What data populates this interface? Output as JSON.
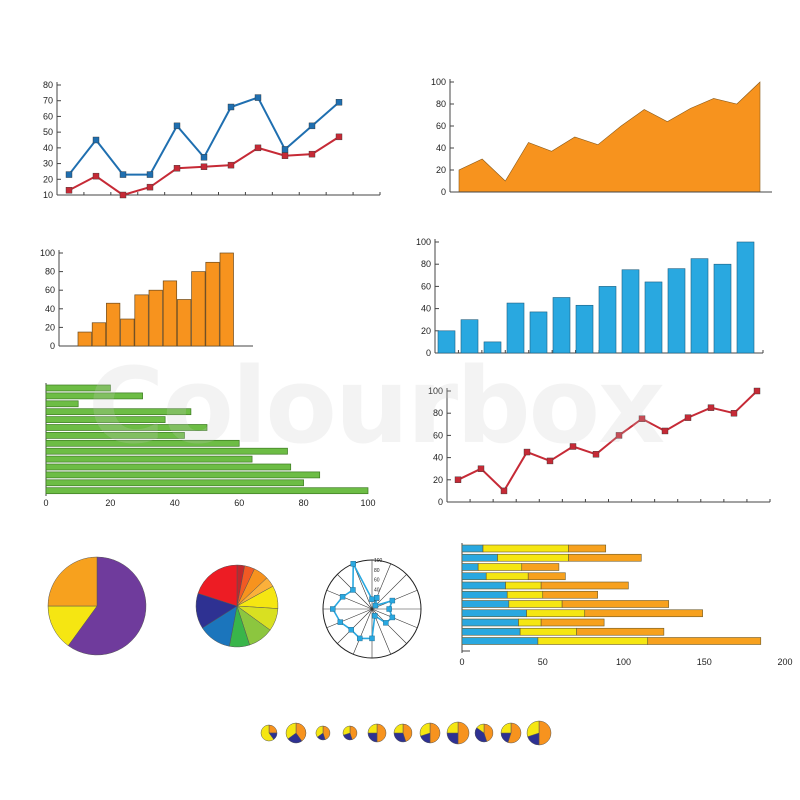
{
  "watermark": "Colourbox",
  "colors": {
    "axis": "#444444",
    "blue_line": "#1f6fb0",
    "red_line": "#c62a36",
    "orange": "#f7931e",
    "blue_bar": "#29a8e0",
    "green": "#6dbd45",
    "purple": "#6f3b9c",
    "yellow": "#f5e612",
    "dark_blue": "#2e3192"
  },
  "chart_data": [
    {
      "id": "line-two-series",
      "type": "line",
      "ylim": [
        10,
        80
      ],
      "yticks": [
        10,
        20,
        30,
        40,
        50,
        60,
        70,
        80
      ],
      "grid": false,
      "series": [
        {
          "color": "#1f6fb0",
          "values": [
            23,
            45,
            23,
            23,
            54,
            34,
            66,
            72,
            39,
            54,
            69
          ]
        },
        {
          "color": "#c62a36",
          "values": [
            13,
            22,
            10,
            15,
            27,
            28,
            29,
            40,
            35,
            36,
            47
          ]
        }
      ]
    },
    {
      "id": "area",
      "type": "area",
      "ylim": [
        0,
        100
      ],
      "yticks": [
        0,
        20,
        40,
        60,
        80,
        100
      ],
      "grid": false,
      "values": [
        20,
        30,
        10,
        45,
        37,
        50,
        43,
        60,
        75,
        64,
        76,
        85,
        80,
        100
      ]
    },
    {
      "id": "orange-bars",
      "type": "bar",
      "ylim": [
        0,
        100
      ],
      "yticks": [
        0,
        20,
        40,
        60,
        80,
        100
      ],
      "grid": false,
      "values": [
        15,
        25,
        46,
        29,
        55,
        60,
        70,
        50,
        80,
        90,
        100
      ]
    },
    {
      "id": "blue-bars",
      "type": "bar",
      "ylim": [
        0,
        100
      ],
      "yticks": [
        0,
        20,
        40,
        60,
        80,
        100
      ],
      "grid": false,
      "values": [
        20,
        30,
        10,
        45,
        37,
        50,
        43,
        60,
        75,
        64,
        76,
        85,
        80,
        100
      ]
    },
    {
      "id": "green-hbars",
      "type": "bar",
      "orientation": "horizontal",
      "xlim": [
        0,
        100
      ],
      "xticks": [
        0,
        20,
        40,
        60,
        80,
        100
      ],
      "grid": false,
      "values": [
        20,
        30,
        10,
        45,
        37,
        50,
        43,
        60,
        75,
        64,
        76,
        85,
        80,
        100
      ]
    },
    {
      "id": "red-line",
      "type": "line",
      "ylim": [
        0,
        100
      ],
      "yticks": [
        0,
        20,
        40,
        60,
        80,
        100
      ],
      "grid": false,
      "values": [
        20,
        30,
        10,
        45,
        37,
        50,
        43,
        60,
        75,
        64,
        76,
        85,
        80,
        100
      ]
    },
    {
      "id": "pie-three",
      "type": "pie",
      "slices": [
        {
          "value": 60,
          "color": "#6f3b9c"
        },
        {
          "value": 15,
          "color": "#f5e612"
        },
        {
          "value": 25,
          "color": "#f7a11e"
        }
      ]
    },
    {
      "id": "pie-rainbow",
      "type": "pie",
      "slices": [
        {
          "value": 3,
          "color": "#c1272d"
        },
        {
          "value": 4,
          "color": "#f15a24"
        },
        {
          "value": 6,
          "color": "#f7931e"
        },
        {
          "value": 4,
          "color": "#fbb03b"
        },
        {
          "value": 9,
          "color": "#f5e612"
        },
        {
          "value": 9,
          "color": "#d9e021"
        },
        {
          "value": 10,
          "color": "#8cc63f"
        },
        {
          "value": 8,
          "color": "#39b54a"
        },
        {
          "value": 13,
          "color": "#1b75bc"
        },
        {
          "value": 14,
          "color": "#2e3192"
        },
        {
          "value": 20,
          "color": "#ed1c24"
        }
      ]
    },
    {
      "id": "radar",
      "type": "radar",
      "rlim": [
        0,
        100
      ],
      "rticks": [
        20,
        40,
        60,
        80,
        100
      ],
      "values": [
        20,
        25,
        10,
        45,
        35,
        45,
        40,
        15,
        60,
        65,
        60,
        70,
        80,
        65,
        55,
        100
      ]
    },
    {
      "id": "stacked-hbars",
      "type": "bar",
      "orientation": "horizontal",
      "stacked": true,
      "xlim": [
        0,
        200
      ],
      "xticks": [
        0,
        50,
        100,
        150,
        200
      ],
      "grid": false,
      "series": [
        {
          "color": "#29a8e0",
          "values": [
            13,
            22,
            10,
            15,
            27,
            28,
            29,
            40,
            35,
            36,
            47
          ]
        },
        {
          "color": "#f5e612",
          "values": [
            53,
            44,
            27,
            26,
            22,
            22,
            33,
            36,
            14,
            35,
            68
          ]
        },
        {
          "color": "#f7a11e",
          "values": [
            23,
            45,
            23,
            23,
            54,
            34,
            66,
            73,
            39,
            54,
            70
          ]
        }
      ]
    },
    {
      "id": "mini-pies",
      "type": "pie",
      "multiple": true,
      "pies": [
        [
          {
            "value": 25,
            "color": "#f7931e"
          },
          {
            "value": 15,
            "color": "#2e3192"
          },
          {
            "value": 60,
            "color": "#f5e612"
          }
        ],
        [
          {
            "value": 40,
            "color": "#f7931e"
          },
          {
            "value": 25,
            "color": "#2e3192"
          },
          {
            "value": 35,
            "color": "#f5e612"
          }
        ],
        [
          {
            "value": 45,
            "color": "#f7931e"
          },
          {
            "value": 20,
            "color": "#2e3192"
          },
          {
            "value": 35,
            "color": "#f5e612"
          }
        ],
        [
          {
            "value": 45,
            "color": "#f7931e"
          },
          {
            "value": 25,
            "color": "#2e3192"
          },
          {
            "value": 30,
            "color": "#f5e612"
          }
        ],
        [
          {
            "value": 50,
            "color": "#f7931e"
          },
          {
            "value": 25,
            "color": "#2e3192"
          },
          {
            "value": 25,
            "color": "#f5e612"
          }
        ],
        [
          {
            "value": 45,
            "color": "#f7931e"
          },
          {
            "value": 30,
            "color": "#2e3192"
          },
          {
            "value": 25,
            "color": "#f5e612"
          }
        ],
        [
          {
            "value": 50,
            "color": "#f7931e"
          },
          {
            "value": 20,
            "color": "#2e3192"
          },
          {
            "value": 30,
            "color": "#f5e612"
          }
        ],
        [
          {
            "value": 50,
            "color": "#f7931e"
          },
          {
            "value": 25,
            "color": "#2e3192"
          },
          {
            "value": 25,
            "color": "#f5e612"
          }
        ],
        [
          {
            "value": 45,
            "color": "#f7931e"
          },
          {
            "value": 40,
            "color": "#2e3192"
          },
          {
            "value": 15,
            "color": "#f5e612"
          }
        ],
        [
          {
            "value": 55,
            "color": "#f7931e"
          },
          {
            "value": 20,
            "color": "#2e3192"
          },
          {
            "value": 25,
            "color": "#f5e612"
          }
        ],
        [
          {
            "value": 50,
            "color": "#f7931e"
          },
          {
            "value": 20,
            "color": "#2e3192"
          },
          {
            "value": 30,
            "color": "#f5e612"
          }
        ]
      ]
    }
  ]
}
○ ○ ○ ○ ○
**TASK OBJECTIVE:** Set down every entry word for word, but omit the pictures.

**PROBLEM SOLUTION:**
What data populates this interface? Output as JSON.
{
  "watermark": "Colourbox",
  "colors": {
    "axis": "#444444",
    "blue_line": "#1f6fb0",
    "red_line": "#c62a36",
    "orange": "#f7931e",
    "blue_bar": "#29a8e0",
    "green": "#6dbd45",
    "purple": "#6f3b9c",
    "yellow": "#f5e612",
    "dark_blue": "#2e3192"
  },
  "chart_data": [
    {
      "id": "line-two-series",
      "type": "line",
      "ylim": [
        10,
        80
      ],
      "yticks": [
        10,
        20,
        30,
        40,
        50,
        60,
        70,
        80
      ],
      "grid": false,
      "series": [
        {
          "color": "#1f6fb0",
          "values": [
            23,
            45,
            23,
            23,
            54,
            34,
            66,
            72,
            39,
            54,
            69
          ]
        },
        {
          "color": "#c62a36",
          "values": [
            13,
            22,
            10,
            15,
            27,
            28,
            29,
            40,
            35,
            36,
            47
          ]
        }
      ]
    },
    {
      "id": "area",
      "type": "area",
      "ylim": [
        0,
        100
      ],
      "yticks": [
        0,
        20,
        40,
        60,
        80,
        100
      ],
      "grid": false,
      "values": [
        20,
        30,
        10,
        45,
        37,
        50,
        43,
        60,
        75,
        64,
        76,
        85,
        80,
        100
      ]
    },
    {
      "id": "orange-bars",
      "type": "bar",
      "ylim": [
        0,
        100
      ],
      "yticks": [
        0,
        20,
        40,
        60,
        80,
        100
      ],
      "grid": false,
      "values": [
        15,
        25,
        46,
        29,
        55,
        60,
        70,
        50,
        80,
        90,
        100
      ]
    },
    {
      "id": "blue-bars",
      "type": "bar",
      "ylim": [
        0,
        100
      ],
      "yticks": [
        0,
        20,
        40,
        60,
        80,
        100
      ],
      "grid": false,
      "values": [
        20,
        30,
        10,
        45,
        37,
        50,
        43,
        60,
        75,
        64,
        76,
        85,
        80,
        100
      ]
    },
    {
      "id": "green-hbars",
      "type": "bar",
      "orientation": "horizontal",
      "xlim": [
        0,
        100
      ],
      "xticks": [
        0,
        20,
        40,
        60,
        80,
        100
      ],
      "grid": false,
      "values": [
        20,
        30,
        10,
        45,
        37,
        50,
        43,
        60,
        75,
        64,
        76,
        85,
        80,
        100
      ]
    },
    {
      "id": "red-line",
      "type": "line",
      "ylim": [
        0,
        100
      ],
      "yticks": [
        0,
        20,
        40,
        60,
        80,
        100
      ],
      "grid": false,
      "values": [
        20,
        30,
        10,
        45,
        37,
        50,
        43,
        60,
        75,
        64,
        76,
        85,
        80,
        100
      ]
    },
    {
      "id": "pie-three",
      "type": "pie",
      "slices": [
        {
          "value": 60,
          "color": "#6f3b9c"
        },
        {
          "value": 15,
          "color": "#f5e612"
        },
        {
          "value": 25,
          "color": "#f7a11e"
        }
      ]
    },
    {
      "id": "pie-rainbow",
      "type": "pie",
      "slices": [
        {
          "value": 3,
          "color": "#c1272d"
        },
        {
          "value": 4,
          "color": "#f15a24"
        },
        {
          "value": 6,
          "color": "#f7931e"
        },
        {
          "value": 4,
          "color": "#fbb03b"
        },
        {
          "value": 9,
          "color": "#f5e612"
        },
        {
          "value": 9,
          "color": "#d9e021"
        },
        {
          "value": 10,
          "color": "#8cc63f"
        },
        {
          "value": 8,
          "color": "#39b54a"
        },
        {
          "value": 13,
          "color": "#1b75bc"
        },
        {
          "value": 14,
          "color": "#2e3192"
        },
        {
          "value": 20,
          "color": "#ed1c24"
        }
      ]
    },
    {
      "id": "radar",
      "type": "radar",
      "rlim": [
        0,
        100
      ],
      "rticks": [
        20,
        40,
        60,
        80,
        100
      ],
      "values": [
        20,
        25,
        10,
        45,
        35,
        45,
        40,
        15,
        60,
        65,
        60,
        70,
        80,
        65,
        55,
        100
      ]
    },
    {
      "id": "stacked-hbars",
      "type": "bar",
      "orientation": "horizontal",
      "stacked": true,
      "xlim": [
        0,
        200
      ],
      "xticks": [
        0,
        50,
        100,
        150,
        200
      ],
      "grid": false,
      "series": [
        {
          "color": "#29a8e0",
          "values": [
            13,
            22,
            10,
            15,
            27,
            28,
            29,
            40,
            35,
            36,
            47
          ]
        },
        {
          "color": "#f5e612",
          "values": [
            53,
            44,
            27,
            26,
            22,
            22,
            33,
            36,
            14,
            35,
            68
          ]
        },
        {
          "color": "#f7a11e",
          "values": [
            23,
            45,
            23,
            23,
            54,
            34,
            66,
            73,
            39,
            54,
            70
          ]
        }
      ]
    },
    {
      "id": "mini-pies",
      "type": "pie",
      "multiple": true,
      "pies": [
        [
          {
            "value": 25,
            "color": "#f7931e"
          },
          {
            "value": 15,
            "color": "#2e3192"
          },
          {
            "value": 60,
            "color": "#f5e612"
          }
        ],
        [
          {
            "value": 40,
            "color": "#f7931e"
          },
          {
            "value": 25,
            "color": "#2e3192"
          },
          {
            "value": 35,
            "color": "#f5e612"
          }
        ],
        [
          {
            "value": 45,
            "color": "#f7931e"
          },
          {
            "value": 20,
            "color": "#2e3192"
          },
          {
            "value": 35,
            "color": "#f5e612"
          }
        ],
        [
          {
            "value": 45,
            "color": "#f7931e"
          },
          {
            "value": 25,
            "color": "#2e3192"
          },
          {
            "value": 30,
            "color": "#f5e612"
          }
        ],
        [
          {
            "value": 50,
            "color": "#f7931e"
          },
          {
            "value": 25,
            "color": "#2e3192"
          },
          {
            "value": 25,
            "color": "#f5e612"
          }
        ],
        [
          {
            "value": 45,
            "color": "#f7931e"
          },
          {
            "value": 30,
            "color": "#2e3192"
          },
          {
            "value": 25,
            "color": "#f5e612"
          }
        ],
        [
          {
            "value": 50,
            "color": "#f7931e"
          },
          {
            "value": 20,
            "color": "#2e3192"
          },
          {
            "value": 30,
            "color": "#f5e612"
          }
        ],
        [
          {
            "value": 50,
            "color": "#f7931e"
          },
          {
            "value": 25,
            "color": "#2e3192"
          },
          {
            "value": 25,
            "color": "#f5e612"
          }
        ],
        [
          {
            "value": 45,
            "color": "#f7931e"
          },
          {
            "value": 40,
            "color": "#2e3192"
          },
          {
            "value": 15,
            "color": "#f5e612"
          }
        ],
        [
          {
            "value": 55,
            "color": "#f7931e"
          },
          {
            "value": 20,
            "color": "#2e3192"
          },
          {
            "value": 25,
            "color": "#f5e612"
          }
        ],
        [
          {
            "value": 50,
            "color": "#f7931e"
          },
          {
            "value": 20,
            "color": "#2e3192"
          },
          {
            "value": 30,
            "color": "#f5e612"
          }
        ]
      ]
    }
  ]
}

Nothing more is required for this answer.